• YOUR INSTRUCTIONS: In the guide below, condense the paragraph beginning "The Chinese Academy of Sciences Xishuangbanna Tropical Botanical Garden covers" into a short bulleted list that keeps its main facts.

• PASSAGE:

======

Open 8:00–18:00 daily, year-round · Suspension bridge gate opens 7:30

Good to know

  • ~75 km from Jinghong — bus 1 h or charter car 1–1.5 h
  • Allow half day to full day — West District alone takes 3–4 h
  • Firefly night tours May–Aug — book ahead, stay on-site overnight
  • Bring sunscreen + bug spray — tropical sun and mosquitoes year-round

The Chinese Academy of Sciences Xishuangbanna Tropical Botanical Garden covers 1,125 hectares — roughly 11 square kilometers, bigger than many county towns — and holds over 13,000 tropical plant species. It is not a theme park. It is an active CAS research station that also happens to be China's largest botanical garden and a national 5A scenic area. The West District is 20-plus manicured themed gardens; the East District is untouched virgin rainforest. Two worlds separated by a single road.

A Research Station That Became China's Top Tropical Garden

In 1959, botanist Cai Xitao (蔡希陶) — later known as the "father of tropical plants" — established this garden on a gourd-shaped peninsula called Hululu Island (葫芦岛), formed by a bend in the Luosuo River (罗梭江), a tributary of the Lancang (Mekong). He chose the northernmost edge of the tropical monsoon zone: warm enough to preserve tropical species, controlled enough for research.

More than sixty years later, the station has amassed 13,000+ species across 35 specialized collections and ranks among the world's largest living tropical plant repositories. Unlike a standard scenic area, the label beside every plant here shows its Latin name, collection site, introduction year, and conservation status — laboratory tags, not tourist signboards.

For foreign visitors, the draw is straightforward: Southeast Asian-level tropical ecology under a Chinese visa — palm forests, strangler figs, giant water lilies, dragon blood trees — and not a superficial tropical theme park, but a living specimen library built by scientists over six decades. Between May and August, tens of thousands of fireflies light up the forest at night — one of the most magical experiences in all of Xishuangbanna.

[图:西双版纳热带植物园全景俯瞰.jpg]

Getting to the Garden

The garden sits in Menglun Town (勐仑镇), Mengla County, about 75 km southeast of Jinghong (景洪). It is not next to the city — you need to plan transport specifically.

Bus (cheapest): From Jinghong's Banna Passenger Station (版纳客运站, Minhang Road No. 3, locally called "Fanti Field"), take any bus heading to Menglun or Mengla. Tell the driver to drop you at the botanical garden's west gate. About 1 hour, ¥16–20. The suspension bridge entrance (open 7:30–18:30) offers an alternative entry.

======

Dataset entries

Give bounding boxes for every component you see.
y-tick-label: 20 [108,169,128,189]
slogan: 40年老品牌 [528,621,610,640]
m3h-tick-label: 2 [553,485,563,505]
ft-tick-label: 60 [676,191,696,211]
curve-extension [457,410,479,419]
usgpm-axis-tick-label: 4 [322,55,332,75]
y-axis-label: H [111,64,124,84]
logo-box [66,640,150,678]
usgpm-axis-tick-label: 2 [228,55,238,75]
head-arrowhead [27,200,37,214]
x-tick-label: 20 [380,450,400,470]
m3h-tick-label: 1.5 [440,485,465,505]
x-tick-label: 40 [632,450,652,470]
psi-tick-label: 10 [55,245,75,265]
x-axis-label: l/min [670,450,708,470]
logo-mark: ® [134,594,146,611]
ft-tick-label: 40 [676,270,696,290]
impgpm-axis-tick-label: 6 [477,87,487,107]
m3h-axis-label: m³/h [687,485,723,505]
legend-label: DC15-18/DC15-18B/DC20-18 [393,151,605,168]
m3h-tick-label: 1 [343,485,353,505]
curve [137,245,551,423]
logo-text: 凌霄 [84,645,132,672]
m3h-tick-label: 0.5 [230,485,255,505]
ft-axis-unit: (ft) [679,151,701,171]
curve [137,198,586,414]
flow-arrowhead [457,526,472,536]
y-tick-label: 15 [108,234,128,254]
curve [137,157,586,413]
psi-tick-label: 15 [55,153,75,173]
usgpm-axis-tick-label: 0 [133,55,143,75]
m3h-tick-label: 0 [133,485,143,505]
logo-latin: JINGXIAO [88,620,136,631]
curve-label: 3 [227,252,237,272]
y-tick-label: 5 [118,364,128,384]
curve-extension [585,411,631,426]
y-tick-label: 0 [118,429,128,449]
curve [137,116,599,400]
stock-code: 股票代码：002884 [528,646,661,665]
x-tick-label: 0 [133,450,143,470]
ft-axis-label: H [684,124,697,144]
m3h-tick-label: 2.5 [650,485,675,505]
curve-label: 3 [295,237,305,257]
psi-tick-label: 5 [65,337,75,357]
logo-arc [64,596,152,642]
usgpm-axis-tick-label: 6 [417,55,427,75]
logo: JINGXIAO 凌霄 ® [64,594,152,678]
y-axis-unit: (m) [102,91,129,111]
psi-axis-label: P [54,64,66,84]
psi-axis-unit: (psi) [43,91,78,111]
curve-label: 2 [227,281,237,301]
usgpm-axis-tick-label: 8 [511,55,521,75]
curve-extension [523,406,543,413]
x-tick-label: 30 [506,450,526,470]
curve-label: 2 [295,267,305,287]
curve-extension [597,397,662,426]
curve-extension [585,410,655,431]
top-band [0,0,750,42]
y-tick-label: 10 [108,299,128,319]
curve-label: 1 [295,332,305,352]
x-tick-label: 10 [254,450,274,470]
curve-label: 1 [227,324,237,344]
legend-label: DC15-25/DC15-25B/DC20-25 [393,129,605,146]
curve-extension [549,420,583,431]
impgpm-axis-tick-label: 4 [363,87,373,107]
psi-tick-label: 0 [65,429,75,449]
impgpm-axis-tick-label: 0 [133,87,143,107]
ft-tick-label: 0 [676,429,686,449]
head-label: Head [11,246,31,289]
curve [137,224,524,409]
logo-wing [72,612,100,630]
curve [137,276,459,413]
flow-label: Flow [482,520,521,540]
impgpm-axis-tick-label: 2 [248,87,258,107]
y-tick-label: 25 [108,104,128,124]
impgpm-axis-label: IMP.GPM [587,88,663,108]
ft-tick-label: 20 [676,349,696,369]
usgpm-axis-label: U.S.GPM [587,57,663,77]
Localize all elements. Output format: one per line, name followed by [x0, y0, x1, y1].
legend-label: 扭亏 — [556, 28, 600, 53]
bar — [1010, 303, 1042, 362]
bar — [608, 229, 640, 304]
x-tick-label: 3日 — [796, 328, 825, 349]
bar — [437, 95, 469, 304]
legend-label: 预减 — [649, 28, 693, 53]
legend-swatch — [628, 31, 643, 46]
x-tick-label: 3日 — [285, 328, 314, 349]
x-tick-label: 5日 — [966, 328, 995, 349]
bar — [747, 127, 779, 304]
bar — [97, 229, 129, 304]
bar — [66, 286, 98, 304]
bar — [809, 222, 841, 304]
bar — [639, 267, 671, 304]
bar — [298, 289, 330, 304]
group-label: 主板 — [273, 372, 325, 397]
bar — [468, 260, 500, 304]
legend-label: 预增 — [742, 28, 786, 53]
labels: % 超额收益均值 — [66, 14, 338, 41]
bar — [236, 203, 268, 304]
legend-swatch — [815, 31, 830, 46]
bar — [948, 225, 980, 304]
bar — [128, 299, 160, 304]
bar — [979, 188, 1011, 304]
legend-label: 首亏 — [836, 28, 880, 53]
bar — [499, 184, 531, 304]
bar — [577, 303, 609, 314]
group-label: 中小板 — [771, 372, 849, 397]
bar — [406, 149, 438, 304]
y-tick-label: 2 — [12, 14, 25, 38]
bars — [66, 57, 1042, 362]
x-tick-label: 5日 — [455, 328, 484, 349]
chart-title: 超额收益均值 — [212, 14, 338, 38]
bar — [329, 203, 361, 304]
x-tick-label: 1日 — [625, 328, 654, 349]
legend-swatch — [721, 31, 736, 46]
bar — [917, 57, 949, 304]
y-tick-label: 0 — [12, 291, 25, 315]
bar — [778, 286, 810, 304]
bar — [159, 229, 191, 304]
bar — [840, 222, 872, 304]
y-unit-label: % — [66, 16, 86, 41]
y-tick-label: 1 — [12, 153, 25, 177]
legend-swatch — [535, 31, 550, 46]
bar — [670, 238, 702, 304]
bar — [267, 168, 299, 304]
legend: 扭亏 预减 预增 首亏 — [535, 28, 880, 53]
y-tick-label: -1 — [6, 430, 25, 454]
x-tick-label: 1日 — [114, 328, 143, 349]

======

• SOLUTION TO THE EXERCISE:
- Covers 1,125 hectares (about 11 square kilometers) and holds over 13,000 tropical plant species.
- Is an active Chinese Academy of Sciences research station, not a theme park, as well as China's largest botanical garden and a national 5A scenic area.
- Has a West District of 20-plus manicured themed gardens and an East District of untouched virgin rainforest, separated by a single road.